▸ WORK INSTRUCTIONS:
Look through the data below and count each line where the word "until" appears. Reply with the count alone.
--
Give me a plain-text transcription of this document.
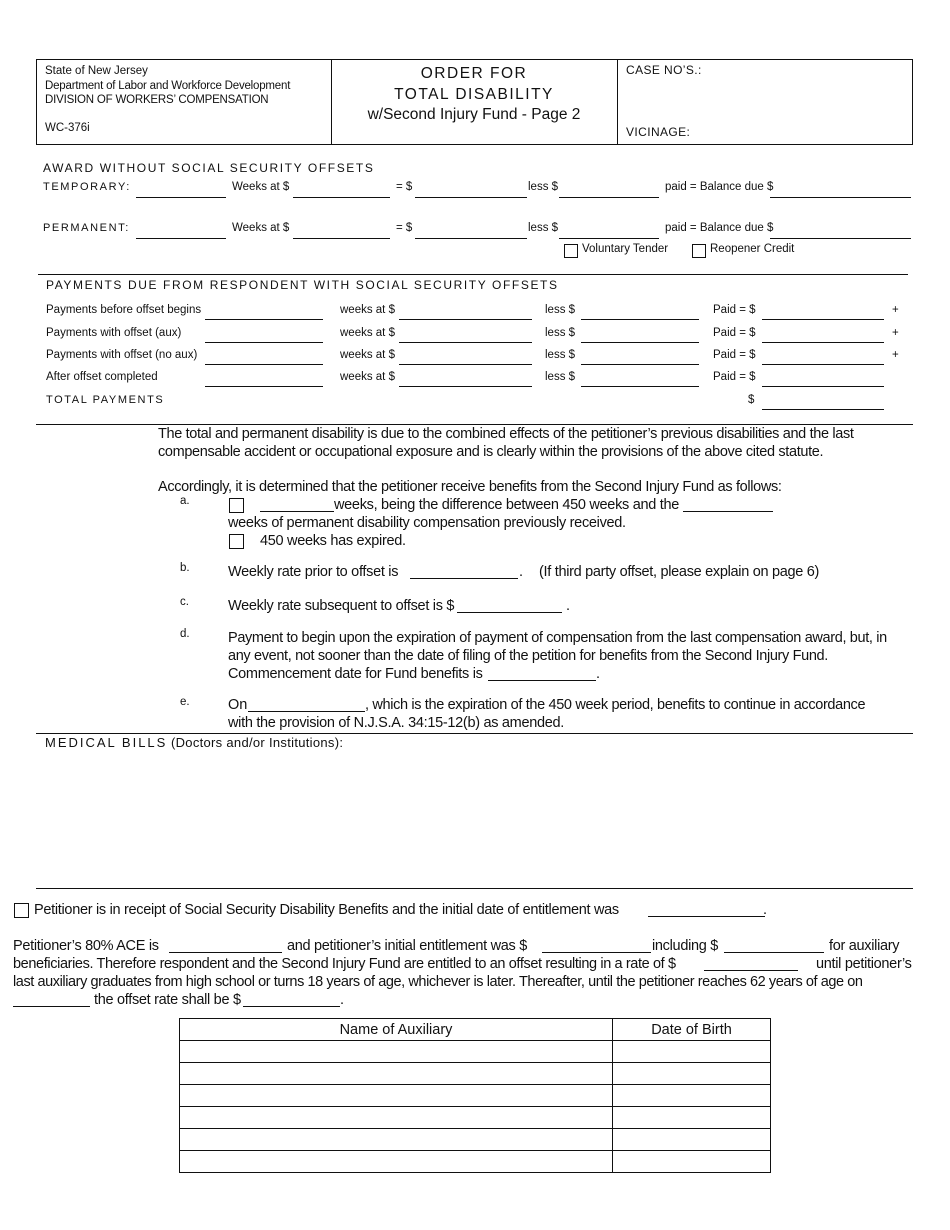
State of New Jersey
Department of Labor and Workforce Development
DIVISION OF WORKERS’ COMPENSATION
WC-376i
ORDER FOR
TOTAL DISABILITY
w/Second Injury Fund - Page 2
CASE NO’S.:
VICINAGE:
AWARD WITHOUT SOCIAL SECURITY OFFSETS
TEMPORARY:	Weeks at $	= $	less $	paid = Balance due $
PERMANENT:	Weeks at $	= $	less $	paid = Balance due $
Voluntary Tender	Reopener Credit
PAYMENTS DUE FROM RESPONDENT WITH SOCIAL SECURITY OFFSETS
Payments before offset begins	weeks at $	less $	Paid = $	+
Payments with offset (aux)	weeks at $	less $	Paid = $	+
Payments with offset (no aux)	weeks at $	less $	Paid = $	+
After offset completed	weeks at $	less $	Paid = $
TOTAL PAYMENTS	$
The total and permanent disability is due to the combined effects of the petitioner’s previous disabilities and the last
compensable accident or occupational exposure and is clearly within the provisions of the above cited statute.
Accordingly, it is determined that the petitioner receive benefits from the Second Injury Fund as follows:
a.	weeks, being the difference between 450 weeks and the
weeks of permanent disability compensation previously received.
450 weeks has expired.
b.	Weekly rate prior to offset is	. (If third party offset, please explain on page 6)
c.	Weekly rate subsequent to offset is $	.
d.	Payment to begin upon the expiration of payment of compensation from the last compensation award, but, in
any event, not sooner than the date of filing of the petition for benefits from the Second Injury Fund.
Commencement date for Fund benefits is	.
e.	On	, which is the expiration of the 450 week period, benefits to continue in accordance
with the provision of N.J.S.A. 34:15-12(b) as amended.
MEDICAL BILLS (Doctors and/or Institutions):
Petitioner is in receipt of Social Security Disability Benefits and the initial date of entitlement was	.
Petitioner’s 80% ACE is	and petitioner’s initial entitlement was $	including $	for auxiliary
beneficiaries. Therefore respondent and the Second Injury Fund are entitled to an offset resulting in a rate of $	until petitioner’s
last auxiliary graduates from high school or turns 18 years of age, whichever is later. Thereafter, until the petitioner reaches 62 years of age on
the offset rate shall be $	.
Name of Auxiliary	Date of Birth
--
▸ FULL OUTPUT:
2